• **Directive**
Output a single figure: the number of lines in which the word "this" appears.

• **Dataset records**
□ □ □ □ □ □ □
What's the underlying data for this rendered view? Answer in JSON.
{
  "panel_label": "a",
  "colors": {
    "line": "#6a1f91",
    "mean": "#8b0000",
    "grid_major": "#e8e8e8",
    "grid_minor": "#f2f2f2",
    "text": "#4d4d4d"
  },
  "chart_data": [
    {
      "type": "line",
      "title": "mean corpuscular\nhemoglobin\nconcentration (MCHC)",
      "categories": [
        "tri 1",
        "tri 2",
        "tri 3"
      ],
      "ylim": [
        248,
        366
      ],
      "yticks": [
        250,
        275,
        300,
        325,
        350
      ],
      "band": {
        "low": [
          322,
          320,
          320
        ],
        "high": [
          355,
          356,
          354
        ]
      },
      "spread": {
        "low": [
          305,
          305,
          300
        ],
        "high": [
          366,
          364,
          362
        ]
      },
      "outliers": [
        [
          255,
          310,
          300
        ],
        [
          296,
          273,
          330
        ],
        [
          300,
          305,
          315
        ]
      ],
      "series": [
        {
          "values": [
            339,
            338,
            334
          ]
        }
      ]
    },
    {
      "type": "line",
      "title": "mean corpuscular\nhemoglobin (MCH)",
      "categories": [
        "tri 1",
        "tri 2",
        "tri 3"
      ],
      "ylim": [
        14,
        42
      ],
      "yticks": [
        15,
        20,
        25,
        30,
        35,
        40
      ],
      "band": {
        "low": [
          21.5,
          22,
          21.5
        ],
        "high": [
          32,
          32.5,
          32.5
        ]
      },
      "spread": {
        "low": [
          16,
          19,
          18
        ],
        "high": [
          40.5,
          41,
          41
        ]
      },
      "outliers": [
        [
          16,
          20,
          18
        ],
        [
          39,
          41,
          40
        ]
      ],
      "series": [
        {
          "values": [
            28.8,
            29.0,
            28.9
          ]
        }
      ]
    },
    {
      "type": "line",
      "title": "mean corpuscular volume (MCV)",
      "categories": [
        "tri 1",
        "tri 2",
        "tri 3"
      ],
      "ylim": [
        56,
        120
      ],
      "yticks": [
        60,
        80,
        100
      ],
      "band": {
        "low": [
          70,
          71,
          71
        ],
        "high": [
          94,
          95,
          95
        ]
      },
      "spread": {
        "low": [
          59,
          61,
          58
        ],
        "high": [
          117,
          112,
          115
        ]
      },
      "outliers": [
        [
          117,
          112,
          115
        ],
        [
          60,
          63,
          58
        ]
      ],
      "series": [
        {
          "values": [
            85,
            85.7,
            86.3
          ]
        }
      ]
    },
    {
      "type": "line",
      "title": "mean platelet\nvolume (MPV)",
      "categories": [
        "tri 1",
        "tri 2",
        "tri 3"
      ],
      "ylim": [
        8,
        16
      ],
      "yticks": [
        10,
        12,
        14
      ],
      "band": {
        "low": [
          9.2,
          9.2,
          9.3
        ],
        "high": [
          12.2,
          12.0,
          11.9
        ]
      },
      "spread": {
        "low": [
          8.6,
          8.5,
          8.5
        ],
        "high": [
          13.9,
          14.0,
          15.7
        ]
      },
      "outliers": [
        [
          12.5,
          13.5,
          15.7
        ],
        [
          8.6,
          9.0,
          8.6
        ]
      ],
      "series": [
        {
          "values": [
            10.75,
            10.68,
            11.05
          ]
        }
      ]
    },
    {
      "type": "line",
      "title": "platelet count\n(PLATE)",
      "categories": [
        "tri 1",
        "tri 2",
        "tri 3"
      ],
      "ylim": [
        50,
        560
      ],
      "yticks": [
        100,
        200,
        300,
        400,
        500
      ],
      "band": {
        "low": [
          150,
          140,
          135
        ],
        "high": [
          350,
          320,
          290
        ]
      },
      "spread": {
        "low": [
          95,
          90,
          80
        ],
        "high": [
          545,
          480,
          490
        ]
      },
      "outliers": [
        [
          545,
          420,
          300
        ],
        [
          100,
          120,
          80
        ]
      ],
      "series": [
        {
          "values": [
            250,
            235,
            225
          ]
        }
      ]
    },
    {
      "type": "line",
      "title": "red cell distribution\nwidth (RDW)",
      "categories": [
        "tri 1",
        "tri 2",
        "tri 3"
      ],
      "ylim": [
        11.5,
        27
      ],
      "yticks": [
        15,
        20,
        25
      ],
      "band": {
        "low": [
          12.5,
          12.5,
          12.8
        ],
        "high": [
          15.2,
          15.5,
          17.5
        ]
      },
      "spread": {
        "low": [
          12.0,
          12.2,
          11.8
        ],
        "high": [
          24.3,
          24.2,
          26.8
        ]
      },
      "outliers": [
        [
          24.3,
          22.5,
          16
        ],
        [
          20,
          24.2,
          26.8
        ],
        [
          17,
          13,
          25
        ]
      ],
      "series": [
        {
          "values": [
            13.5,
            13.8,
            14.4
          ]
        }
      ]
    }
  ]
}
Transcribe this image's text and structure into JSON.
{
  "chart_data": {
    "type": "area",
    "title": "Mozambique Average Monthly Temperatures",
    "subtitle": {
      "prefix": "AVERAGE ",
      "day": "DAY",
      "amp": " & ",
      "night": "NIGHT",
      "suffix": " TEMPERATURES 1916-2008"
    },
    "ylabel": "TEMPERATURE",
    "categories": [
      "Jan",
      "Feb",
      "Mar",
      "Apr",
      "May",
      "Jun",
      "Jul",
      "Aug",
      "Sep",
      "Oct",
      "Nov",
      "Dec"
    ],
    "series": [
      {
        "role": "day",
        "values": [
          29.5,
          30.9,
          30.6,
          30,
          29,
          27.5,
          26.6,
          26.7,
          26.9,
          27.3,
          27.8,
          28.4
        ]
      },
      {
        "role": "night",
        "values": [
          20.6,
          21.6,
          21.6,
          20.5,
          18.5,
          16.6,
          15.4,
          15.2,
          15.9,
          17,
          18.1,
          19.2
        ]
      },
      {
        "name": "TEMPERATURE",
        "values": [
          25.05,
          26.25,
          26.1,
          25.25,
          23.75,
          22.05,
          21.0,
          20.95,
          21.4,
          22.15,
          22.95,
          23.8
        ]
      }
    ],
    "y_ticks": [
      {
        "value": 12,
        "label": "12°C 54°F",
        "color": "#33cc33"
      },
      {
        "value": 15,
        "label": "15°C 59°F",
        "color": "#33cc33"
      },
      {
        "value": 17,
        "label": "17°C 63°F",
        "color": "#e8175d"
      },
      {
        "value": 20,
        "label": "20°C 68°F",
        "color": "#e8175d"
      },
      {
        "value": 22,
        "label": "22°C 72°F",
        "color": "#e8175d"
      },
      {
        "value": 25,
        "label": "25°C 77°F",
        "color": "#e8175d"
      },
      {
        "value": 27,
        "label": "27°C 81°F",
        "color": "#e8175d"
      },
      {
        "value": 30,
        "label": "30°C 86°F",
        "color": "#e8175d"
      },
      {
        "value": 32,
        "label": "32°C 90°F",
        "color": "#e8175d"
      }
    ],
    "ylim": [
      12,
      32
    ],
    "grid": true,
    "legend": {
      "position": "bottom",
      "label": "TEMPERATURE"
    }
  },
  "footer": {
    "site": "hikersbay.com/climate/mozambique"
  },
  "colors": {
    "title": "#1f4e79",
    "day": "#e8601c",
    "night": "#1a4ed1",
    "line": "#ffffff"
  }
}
□ □ □ □ □ □ □
• **Completed task**
2